> [RECORDS SUPPLIED]:

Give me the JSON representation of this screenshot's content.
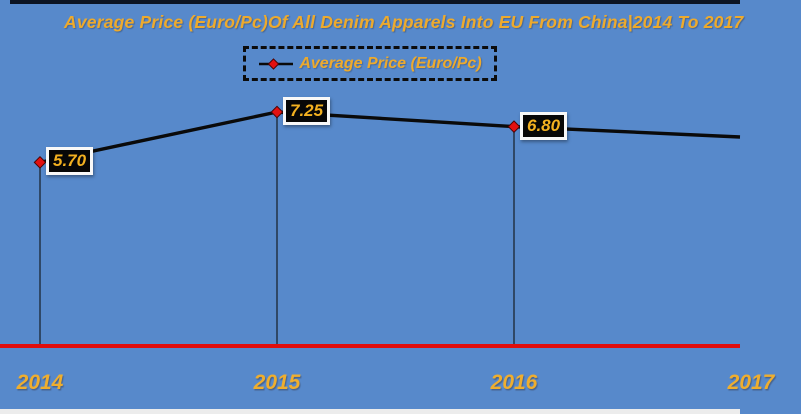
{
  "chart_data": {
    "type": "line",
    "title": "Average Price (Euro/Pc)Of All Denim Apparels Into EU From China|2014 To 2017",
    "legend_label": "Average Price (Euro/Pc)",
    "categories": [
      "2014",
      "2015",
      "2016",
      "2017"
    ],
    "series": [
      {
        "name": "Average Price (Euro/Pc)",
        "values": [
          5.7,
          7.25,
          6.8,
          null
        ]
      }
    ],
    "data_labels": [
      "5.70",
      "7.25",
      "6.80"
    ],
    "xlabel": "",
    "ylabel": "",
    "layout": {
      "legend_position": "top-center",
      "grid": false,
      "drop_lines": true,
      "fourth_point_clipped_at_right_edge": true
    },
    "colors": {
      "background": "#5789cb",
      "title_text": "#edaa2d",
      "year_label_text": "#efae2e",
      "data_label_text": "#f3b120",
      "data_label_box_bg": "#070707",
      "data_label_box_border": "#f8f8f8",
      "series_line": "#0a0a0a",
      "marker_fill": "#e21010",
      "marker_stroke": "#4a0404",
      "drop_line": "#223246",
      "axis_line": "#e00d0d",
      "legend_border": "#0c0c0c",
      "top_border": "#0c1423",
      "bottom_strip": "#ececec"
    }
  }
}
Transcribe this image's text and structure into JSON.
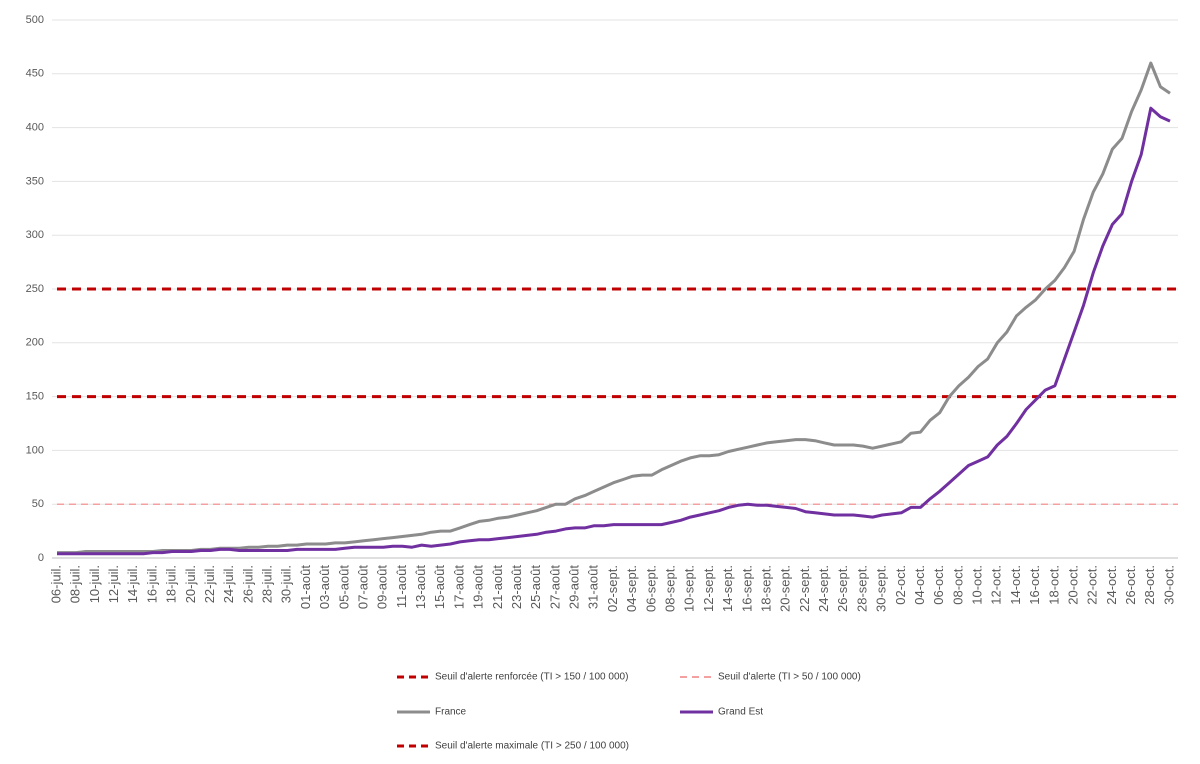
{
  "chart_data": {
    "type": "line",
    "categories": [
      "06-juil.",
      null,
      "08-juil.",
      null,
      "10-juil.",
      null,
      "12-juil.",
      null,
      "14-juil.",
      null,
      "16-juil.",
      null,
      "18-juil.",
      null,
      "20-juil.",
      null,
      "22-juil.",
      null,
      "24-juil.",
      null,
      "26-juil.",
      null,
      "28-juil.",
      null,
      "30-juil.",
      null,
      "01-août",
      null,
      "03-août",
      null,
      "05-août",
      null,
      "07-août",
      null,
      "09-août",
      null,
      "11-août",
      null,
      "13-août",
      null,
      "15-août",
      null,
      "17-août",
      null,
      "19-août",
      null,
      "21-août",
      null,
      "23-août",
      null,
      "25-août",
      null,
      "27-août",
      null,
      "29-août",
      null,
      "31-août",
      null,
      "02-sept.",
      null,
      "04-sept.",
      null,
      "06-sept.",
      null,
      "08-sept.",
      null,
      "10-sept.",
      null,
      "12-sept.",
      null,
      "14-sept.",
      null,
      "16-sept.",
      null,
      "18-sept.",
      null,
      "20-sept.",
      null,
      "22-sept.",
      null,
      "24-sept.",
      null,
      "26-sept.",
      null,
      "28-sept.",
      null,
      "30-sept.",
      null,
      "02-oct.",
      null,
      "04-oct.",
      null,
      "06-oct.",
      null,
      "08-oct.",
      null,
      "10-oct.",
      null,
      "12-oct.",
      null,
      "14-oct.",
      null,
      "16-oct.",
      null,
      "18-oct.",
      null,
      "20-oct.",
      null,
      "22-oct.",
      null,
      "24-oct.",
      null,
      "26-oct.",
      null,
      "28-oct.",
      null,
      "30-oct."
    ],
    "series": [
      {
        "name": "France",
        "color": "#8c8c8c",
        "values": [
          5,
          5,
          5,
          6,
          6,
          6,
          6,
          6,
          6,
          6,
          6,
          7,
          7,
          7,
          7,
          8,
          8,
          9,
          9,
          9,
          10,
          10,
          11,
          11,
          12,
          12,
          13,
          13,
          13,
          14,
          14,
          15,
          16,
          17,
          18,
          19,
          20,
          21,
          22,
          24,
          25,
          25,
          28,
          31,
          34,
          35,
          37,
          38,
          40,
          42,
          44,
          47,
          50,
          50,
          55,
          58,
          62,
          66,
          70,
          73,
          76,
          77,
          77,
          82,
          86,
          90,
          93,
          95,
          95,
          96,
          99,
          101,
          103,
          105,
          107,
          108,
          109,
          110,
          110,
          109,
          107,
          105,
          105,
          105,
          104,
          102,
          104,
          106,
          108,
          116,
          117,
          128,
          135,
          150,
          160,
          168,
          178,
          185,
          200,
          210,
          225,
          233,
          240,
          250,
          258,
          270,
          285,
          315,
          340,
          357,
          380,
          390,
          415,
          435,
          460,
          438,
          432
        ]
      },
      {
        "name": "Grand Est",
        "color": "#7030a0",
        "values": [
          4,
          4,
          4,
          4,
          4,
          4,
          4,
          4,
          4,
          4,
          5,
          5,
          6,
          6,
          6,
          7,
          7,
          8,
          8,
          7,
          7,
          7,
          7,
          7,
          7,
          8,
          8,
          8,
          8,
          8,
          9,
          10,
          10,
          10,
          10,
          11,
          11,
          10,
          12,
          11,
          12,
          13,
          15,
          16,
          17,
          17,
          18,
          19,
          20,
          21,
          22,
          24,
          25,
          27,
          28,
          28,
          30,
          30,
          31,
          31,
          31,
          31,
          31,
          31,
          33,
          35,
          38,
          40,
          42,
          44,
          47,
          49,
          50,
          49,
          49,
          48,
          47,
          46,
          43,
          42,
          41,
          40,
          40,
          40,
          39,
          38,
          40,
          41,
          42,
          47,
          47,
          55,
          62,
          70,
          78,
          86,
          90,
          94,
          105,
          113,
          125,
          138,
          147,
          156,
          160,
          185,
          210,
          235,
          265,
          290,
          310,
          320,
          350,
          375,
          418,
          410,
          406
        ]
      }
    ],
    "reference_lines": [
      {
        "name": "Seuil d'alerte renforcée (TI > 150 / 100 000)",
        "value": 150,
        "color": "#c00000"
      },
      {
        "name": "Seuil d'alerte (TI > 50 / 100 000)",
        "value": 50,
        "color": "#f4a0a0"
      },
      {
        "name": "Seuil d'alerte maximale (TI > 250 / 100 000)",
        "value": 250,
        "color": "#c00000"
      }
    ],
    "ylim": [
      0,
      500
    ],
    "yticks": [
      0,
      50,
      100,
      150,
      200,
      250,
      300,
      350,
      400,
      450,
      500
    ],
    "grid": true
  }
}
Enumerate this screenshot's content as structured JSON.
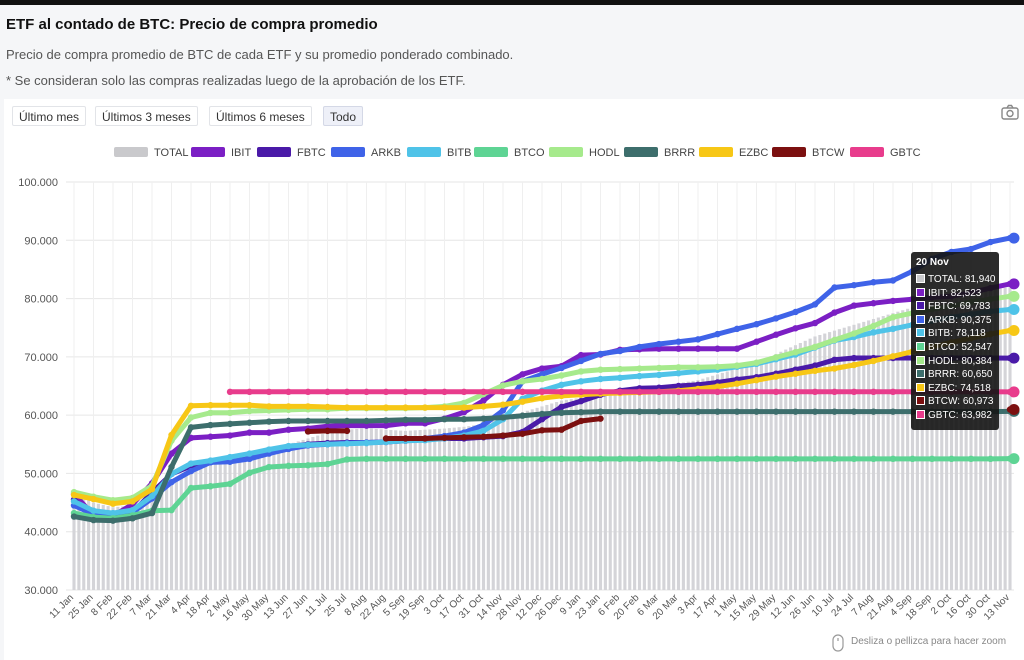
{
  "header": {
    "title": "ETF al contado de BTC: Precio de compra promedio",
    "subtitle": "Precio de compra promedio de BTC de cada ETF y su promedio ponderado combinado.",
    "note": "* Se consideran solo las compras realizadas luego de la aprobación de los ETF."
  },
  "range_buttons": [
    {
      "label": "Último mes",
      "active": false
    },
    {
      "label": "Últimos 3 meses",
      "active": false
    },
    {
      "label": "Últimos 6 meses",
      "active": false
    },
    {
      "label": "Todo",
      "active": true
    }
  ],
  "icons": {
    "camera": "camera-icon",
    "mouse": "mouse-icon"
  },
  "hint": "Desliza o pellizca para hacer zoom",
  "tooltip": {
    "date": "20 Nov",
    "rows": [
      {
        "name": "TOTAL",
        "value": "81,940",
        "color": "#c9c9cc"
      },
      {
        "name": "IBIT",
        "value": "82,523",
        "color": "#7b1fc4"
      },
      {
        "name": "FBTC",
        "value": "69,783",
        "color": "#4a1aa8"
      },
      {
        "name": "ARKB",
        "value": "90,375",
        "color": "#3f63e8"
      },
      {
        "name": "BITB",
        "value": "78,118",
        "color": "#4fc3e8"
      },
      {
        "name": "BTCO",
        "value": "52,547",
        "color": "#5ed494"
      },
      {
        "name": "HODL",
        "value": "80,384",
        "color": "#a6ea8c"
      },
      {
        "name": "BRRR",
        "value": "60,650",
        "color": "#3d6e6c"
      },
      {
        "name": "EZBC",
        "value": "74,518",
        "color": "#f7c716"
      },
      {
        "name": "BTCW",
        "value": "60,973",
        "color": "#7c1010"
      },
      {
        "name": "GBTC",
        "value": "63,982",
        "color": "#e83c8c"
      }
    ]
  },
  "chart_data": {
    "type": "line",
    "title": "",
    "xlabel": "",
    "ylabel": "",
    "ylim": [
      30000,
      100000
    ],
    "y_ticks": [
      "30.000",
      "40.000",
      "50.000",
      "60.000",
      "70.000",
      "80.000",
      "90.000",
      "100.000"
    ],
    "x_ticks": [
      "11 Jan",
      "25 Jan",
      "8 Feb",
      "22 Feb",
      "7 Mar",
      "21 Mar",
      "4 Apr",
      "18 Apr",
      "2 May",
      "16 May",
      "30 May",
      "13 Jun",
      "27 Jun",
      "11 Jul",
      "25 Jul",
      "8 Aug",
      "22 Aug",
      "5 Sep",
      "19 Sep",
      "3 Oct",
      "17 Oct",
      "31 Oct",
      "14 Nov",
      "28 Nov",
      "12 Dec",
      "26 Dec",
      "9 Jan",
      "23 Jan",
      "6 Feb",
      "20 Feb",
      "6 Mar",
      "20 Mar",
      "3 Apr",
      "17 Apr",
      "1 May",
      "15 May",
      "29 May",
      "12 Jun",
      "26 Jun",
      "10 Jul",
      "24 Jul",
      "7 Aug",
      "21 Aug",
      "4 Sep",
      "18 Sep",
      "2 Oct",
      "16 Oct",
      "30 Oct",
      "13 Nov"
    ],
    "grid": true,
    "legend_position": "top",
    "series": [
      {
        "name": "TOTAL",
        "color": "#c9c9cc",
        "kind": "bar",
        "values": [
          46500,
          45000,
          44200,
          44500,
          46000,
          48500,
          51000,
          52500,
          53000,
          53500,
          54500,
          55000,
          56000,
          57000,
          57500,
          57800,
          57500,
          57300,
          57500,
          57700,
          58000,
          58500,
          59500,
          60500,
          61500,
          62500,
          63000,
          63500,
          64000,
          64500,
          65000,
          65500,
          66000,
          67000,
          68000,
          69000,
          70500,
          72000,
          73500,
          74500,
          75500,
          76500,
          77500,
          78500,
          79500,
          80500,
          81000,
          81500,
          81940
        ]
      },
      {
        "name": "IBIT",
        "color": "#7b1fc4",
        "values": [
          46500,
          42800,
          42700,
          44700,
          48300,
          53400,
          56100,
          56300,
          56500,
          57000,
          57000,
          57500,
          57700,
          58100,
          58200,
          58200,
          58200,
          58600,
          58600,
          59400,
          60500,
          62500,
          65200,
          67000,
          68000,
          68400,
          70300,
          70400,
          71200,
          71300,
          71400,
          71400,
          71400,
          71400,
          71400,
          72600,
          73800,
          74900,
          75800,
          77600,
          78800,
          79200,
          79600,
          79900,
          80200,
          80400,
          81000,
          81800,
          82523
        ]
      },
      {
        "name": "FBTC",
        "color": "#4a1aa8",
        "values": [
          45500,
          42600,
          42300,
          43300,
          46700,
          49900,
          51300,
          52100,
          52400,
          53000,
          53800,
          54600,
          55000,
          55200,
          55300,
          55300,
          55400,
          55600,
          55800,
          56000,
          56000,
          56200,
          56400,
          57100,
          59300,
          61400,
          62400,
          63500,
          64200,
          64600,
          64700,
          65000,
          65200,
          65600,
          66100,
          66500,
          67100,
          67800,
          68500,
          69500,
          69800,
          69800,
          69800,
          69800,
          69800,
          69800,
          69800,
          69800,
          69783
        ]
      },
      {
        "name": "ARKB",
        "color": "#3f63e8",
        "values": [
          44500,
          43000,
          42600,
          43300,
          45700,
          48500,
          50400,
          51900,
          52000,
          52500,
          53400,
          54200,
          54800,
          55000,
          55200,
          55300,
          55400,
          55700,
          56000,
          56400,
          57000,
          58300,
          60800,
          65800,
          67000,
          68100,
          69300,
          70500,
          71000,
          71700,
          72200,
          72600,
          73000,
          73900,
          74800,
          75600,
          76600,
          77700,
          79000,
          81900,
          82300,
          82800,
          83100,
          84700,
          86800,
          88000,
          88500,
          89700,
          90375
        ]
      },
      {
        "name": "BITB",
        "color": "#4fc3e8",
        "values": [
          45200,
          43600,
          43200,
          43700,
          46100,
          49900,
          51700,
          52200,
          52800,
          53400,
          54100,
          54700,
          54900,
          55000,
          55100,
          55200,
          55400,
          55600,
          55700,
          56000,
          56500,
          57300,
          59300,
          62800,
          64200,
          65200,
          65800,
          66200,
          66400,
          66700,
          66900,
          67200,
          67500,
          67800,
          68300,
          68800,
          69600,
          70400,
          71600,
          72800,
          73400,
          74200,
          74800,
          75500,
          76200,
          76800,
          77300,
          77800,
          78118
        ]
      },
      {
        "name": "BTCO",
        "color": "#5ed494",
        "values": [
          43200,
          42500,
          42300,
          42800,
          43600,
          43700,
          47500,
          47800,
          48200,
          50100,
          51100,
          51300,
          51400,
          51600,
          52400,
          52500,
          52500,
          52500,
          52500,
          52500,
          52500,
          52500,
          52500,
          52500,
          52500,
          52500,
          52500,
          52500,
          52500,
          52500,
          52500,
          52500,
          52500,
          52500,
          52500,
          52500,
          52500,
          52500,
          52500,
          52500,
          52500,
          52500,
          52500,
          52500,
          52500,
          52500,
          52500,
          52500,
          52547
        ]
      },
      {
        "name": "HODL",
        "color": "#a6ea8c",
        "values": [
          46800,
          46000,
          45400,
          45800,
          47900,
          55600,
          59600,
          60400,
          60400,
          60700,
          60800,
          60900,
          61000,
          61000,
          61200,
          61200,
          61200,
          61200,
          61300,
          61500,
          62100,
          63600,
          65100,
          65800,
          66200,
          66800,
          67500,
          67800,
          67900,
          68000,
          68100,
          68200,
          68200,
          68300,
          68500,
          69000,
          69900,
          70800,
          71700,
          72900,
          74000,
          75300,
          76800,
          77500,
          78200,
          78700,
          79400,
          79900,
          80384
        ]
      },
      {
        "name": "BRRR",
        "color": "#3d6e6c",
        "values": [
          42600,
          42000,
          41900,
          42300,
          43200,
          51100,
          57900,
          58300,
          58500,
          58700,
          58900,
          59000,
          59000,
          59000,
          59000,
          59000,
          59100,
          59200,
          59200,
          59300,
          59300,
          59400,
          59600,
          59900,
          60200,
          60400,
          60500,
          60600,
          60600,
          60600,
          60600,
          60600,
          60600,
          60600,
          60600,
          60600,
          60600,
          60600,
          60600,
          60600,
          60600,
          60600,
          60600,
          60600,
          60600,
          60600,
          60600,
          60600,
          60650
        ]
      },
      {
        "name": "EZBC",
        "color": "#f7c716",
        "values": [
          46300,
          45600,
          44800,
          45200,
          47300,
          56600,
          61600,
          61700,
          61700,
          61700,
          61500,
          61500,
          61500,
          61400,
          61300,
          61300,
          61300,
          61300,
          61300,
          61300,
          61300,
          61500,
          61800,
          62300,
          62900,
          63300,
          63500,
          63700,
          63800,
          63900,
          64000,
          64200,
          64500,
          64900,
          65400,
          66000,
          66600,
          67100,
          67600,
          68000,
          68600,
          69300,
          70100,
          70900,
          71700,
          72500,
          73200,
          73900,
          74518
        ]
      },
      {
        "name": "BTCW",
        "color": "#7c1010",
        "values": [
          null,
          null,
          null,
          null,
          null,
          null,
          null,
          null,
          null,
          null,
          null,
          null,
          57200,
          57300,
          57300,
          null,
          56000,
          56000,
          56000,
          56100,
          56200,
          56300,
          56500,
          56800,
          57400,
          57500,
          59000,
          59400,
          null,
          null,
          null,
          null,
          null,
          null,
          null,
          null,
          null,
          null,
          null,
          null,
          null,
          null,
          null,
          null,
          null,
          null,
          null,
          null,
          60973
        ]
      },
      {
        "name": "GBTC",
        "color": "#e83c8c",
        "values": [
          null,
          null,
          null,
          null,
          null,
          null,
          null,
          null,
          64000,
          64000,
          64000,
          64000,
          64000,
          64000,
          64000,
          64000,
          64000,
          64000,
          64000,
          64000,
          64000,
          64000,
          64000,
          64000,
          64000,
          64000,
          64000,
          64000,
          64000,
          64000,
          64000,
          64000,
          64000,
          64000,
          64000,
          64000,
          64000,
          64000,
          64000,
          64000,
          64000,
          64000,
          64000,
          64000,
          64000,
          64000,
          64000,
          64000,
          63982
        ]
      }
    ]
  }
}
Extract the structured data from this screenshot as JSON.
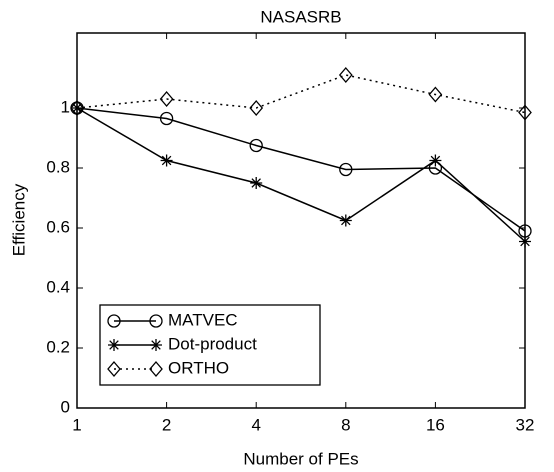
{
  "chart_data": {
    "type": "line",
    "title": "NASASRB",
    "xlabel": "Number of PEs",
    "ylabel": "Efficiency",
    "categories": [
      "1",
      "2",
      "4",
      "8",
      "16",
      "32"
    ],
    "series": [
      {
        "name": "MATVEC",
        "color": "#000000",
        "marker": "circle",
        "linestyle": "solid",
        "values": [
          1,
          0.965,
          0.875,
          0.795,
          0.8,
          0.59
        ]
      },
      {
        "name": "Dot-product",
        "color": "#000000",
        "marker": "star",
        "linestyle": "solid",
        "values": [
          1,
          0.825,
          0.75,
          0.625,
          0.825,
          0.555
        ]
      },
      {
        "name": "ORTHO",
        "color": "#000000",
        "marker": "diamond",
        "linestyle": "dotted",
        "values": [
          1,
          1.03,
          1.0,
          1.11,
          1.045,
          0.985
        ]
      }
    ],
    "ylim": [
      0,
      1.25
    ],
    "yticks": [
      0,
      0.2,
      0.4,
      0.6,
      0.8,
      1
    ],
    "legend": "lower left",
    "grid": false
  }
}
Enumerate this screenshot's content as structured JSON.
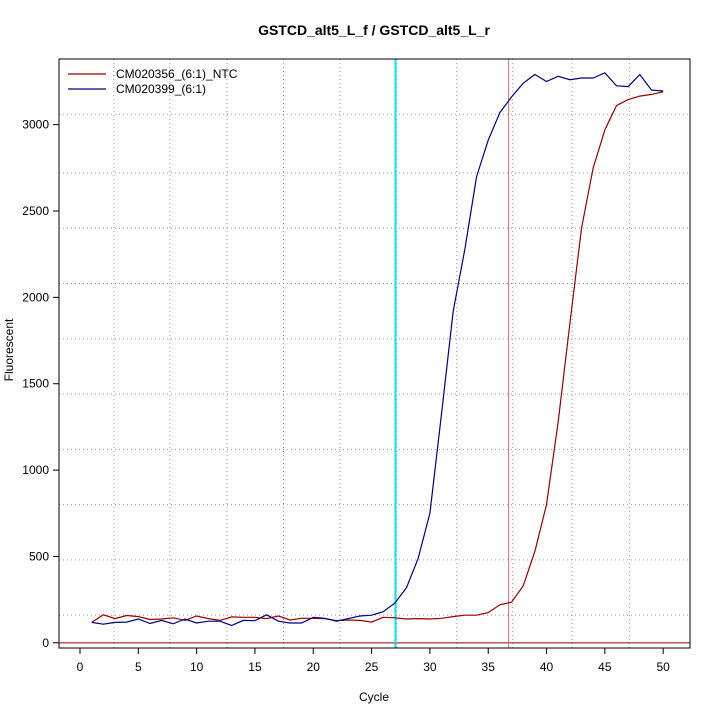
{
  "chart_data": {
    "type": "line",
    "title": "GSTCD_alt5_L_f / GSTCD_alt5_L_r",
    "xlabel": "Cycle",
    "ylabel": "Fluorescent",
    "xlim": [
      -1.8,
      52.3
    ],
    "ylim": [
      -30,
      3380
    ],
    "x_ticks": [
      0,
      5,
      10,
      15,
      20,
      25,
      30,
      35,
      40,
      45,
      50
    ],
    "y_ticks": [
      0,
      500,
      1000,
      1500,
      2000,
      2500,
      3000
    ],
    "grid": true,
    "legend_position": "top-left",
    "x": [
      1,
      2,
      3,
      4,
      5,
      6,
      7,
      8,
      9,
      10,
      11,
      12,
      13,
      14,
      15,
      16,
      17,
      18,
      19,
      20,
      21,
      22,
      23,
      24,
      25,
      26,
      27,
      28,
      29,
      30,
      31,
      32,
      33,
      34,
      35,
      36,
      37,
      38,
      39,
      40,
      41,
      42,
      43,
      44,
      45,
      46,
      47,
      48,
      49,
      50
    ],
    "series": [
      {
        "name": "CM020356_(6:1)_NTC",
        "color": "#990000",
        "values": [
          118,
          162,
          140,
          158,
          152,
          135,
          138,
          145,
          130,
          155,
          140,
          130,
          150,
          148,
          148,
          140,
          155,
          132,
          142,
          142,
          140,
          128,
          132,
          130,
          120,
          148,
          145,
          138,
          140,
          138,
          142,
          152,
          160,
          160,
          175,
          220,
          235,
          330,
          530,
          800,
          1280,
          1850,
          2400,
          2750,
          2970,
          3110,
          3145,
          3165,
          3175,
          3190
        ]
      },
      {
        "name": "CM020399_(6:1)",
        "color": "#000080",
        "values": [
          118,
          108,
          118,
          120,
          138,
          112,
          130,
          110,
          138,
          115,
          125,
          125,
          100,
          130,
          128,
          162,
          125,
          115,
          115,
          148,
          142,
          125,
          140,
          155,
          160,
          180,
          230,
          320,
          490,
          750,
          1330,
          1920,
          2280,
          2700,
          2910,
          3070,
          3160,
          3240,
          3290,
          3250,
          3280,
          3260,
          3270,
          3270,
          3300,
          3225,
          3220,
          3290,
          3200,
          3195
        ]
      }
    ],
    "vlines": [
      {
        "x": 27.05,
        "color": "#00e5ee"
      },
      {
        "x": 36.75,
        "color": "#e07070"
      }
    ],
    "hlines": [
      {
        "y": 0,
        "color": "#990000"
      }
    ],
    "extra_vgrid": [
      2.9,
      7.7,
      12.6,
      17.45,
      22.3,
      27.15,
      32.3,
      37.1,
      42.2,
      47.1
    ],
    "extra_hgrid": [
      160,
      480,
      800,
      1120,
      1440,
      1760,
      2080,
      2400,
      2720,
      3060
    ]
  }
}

> [THE EXERCISE]:
Copy all lines from the material that hold "Average".

> [OUTPUT FOR THIS EXERCISE]:
    "title": "Average Price (Euro/Pc)Of All Denim Apparels Into EU From China|2014 To 2017",
    "legend_label": "Average Price (Euro/Pc)",
        "name": "Average Price (Euro/Pc)",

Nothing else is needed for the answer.